Output the data exactly, with every line intact.

Begin TASK MATERIAL

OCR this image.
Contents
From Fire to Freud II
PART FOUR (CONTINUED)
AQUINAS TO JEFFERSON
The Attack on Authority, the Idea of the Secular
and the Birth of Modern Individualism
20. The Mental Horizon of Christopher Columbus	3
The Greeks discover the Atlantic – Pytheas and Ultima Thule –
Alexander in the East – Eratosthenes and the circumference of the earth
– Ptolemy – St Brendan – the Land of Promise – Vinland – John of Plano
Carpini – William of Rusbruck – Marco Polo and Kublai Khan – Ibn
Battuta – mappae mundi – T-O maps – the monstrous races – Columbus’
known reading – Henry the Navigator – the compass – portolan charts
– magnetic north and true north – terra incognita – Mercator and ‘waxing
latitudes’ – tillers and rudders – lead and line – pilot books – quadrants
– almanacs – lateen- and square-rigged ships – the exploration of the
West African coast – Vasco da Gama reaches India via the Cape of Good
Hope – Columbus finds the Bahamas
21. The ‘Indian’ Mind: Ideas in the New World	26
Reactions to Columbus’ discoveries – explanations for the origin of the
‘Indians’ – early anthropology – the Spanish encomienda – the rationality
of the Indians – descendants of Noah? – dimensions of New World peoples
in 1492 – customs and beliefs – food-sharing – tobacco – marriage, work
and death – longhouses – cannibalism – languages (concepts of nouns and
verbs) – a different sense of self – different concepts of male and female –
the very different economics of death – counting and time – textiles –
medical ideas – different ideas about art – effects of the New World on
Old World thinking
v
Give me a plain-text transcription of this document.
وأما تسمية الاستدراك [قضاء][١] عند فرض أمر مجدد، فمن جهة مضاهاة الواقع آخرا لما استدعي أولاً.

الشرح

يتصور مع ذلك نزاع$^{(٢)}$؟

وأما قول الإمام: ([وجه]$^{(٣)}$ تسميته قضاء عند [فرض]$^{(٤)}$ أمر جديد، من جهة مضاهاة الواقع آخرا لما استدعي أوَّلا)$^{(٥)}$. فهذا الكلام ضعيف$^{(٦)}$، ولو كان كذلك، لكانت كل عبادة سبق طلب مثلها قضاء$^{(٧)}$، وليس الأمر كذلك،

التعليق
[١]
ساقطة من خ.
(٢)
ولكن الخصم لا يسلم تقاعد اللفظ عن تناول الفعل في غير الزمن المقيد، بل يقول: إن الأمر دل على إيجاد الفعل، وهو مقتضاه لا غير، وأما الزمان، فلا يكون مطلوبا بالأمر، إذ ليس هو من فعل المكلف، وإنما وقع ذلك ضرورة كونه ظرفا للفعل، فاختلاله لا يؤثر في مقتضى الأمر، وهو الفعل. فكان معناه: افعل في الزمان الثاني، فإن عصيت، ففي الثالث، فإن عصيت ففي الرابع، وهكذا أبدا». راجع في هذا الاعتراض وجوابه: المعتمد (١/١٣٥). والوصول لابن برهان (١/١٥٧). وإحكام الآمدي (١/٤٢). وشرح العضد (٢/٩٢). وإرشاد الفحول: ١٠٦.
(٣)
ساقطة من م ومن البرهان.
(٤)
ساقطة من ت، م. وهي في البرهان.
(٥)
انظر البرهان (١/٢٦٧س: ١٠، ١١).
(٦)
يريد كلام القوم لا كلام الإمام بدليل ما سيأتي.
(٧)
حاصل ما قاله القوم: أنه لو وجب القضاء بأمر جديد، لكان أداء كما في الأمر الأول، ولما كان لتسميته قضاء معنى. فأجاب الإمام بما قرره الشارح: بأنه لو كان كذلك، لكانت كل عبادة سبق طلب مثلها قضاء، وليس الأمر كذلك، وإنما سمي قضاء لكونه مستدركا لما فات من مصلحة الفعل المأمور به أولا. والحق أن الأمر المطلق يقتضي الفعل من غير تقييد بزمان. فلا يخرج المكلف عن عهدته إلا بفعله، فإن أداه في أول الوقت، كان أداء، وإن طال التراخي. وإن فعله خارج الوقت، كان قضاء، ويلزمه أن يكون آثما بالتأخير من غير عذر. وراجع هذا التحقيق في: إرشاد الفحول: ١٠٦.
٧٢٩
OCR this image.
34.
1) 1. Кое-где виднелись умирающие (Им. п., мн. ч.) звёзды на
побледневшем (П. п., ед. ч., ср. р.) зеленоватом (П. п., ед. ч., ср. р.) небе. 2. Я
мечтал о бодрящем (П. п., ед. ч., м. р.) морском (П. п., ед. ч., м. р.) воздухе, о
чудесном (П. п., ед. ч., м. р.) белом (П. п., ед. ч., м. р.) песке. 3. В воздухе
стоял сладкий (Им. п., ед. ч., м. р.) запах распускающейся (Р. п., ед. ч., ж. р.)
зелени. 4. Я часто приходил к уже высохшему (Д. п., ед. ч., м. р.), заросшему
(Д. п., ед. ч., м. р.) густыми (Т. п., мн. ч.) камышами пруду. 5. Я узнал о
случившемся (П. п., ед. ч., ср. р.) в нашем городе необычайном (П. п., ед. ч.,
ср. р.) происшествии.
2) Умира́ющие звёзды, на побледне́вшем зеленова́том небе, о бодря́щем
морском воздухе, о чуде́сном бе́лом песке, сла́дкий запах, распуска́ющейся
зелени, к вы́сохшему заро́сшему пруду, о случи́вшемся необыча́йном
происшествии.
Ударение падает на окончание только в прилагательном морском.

End TASK MATERIAL

COMPLETED TASK >>
OCR this image.
Contents
From Fire to Freud II
PART FOUR (CONTINUED)
AQUINAS TO JEFFERSON
The Attack on Authority, the Idea of the Secular
and the Birth of Modern Individualism
20. The Mental Horizon of Christopher Columbus	3
The Greeks discover the Atlantic – Pytheas and Ultima Thule –
Alexander in the East – Eratosthenes and the circumference of the earth
– Ptolemy – St Brendan – the Land of Promise – Vinland – John of Plano
Carpini – William of Rusbruck – Marco Polo and Kublai Khan – Ibn
Battuta – mappae mundi – T-O maps – the monstrous races – Columbus’
known reading – Henry the Navigator – the compass – portolan charts
– magnetic north and true north – terra incognita – Mercator and ‘waxing
latitudes’ – tillers and rudders – lead and line – pilot books – quadrants
– almanacs – lateen- and square-rigged ships – the exploration of the
West African coast – Vasco da Gama reaches India via the Cape of Good
Hope – Columbus finds the Bahamas
21. The ‘Indian’ Mind: Ideas in the New World	26
Reactions to Columbus’ discoveries – explanations for the origin of the
‘Indians’ – early anthropology – the Spanish encomienda – the rationality
of the Indians – descendants of Noah? – dimensions of New World peoples
in 1492 – customs and beliefs – food-sharing – tobacco – marriage, work
and death – longhouses – cannibalism – languages (concepts of nouns and
verbs) – a different sense of self – different concepts of male and female –
the very different economics of death – counting and time – textiles –
medical ideas – different ideas about art – effects of the New World on
Old World thinking
v
Give me a plain-text transcription of this document.
وأما تسمية الاستدراك [قضاء][١] عند فرض أمر مجدد، فمن جهة مضاهاة الواقع آخرا لما استدعي أولاً.

الشرح

يتصور مع ذلك نزاع$^{(٢)}$؟

وأما قول الإمام: ([وجه]$^{(٣)}$ تسميته قضاء عند [فرض]$^{(٤)}$ أمر جديد، من جهة مضاهاة الواقع آخرا لما استدعي أوَّلا)$^{(٥)}$. فهذا الكلام ضعيف$^{(٦)}$، ولو كان كذلك، لكانت كل عبادة سبق طلب مثلها قضاء$^{(٧)}$، وليس الأمر كذلك،

التعليق
[١]
ساقطة من خ.
(٢)
ولكن الخصم لا يسلم تقاعد اللفظ عن تناول الفعل في غير الزمن المقيد، بل يقول: إن الأمر دل على إيجاد الفعل، وهو مقتضاه لا غير، وأما الزمان، فلا يكون مطلوبا بالأمر، إذ ليس هو من فعل المكلف، وإنما وقع ذلك ضرورة كونه ظرفا للفعل، فاختلاله لا يؤثر في مقتضى الأمر، وهو الفعل. فكان معناه: افعل في الزمان الثاني، فإن عصيت، ففي الثالث، فإن عصيت ففي الرابع، وهكذا أبدا». راجع في هذا الاعتراض وجوابه: المعتمد (١/١٣٥). والوصول لابن برهان (١/١٥٧). وإحكام الآمدي (١/٤٢). وشرح العضد (٢/٩٢). وإرشاد الفحول: ١٠٦.
(٣)
ساقطة من م ومن البرهان.
(٤)
ساقطة من ت، م. وهي في البرهان.
(٥)
انظر البرهان (١/٢٦٧س: ١٠، ١١).
(٦)
يريد كلام القوم لا كلام الإمام بدليل ما سيأتي.
(٧)
حاصل ما قاله القوم: أنه لو وجب القضاء بأمر جديد، لكان أداء كما في الأمر الأول، ولما كان لتسميته قضاء معنى. فأجاب الإمام بما قرره الشارح: بأنه لو كان كذلك، لكانت كل عبادة سبق طلب مثلها قضاء، وليس الأمر كذلك، وإنما سمي قضاء لكونه مستدركا لما فات من مصلحة الفعل المأمور به أولا. والحق أن الأمر المطلق يقتضي الفعل من غير تقييد بزمان. فلا يخرج المكلف عن عهدته إلا بفعله، فإن أداه في أول الوقت، كان أداء، وإن طال التراخي. وإن فعله خارج الوقت، كان قضاء، ويلزمه أن يكون آثما بالتأخير من غير عذر. وراجع هذا التحقيق في: إرشاد الفحول: ١٠٦.
٧٢٩
OCR this image.
34.
1) 1. Кое-где виднелись умирающие (Им. п., мн. ч.) звёзды на
побледневшем (П. п., ед. ч., ср. р.) зеленоватом (П. п., ед. ч., ср. р.) небе. 2. Я
мечтал о бодрящем (П. п., ед. ч., м. р.) морском (П. п., ед. ч., м. р.) воздухе, о
чудесном (П. п., ед. ч., м. р.) белом (П. п., ед. ч., м. р.) песке. 3. В воздухе
стоял сладкий (Им. п., ед. ч., м. р.) запах распускающейся (Р. п., ед. ч., ж. р.)
зелени. 4. Я часто приходил к уже высохшему (Д. п., ед. ч., м. р.), заросшему
(Д. п., ед. ч., м. р.) густыми (Т. п., мн. ч.) камышами пруду. 5. Я узнал о
случившемся (П. п., ед. ч., ср. р.) в нашем городе необычайном (П. п., ед. ч.,
ср. р.) происшествии.
2) Умира́ющие звёзды, на побледне́вшем зеленова́том небе, о бодря́щем
морском воздухе, о чуде́сном бе́лом песке, сла́дкий запах, распуска́ющейся
зелени, к вы́сохшему заро́сшему пруду, о случи́вшемся необыча́йном
происшествии.
Ударение падает на окончание только в прилагательном морском.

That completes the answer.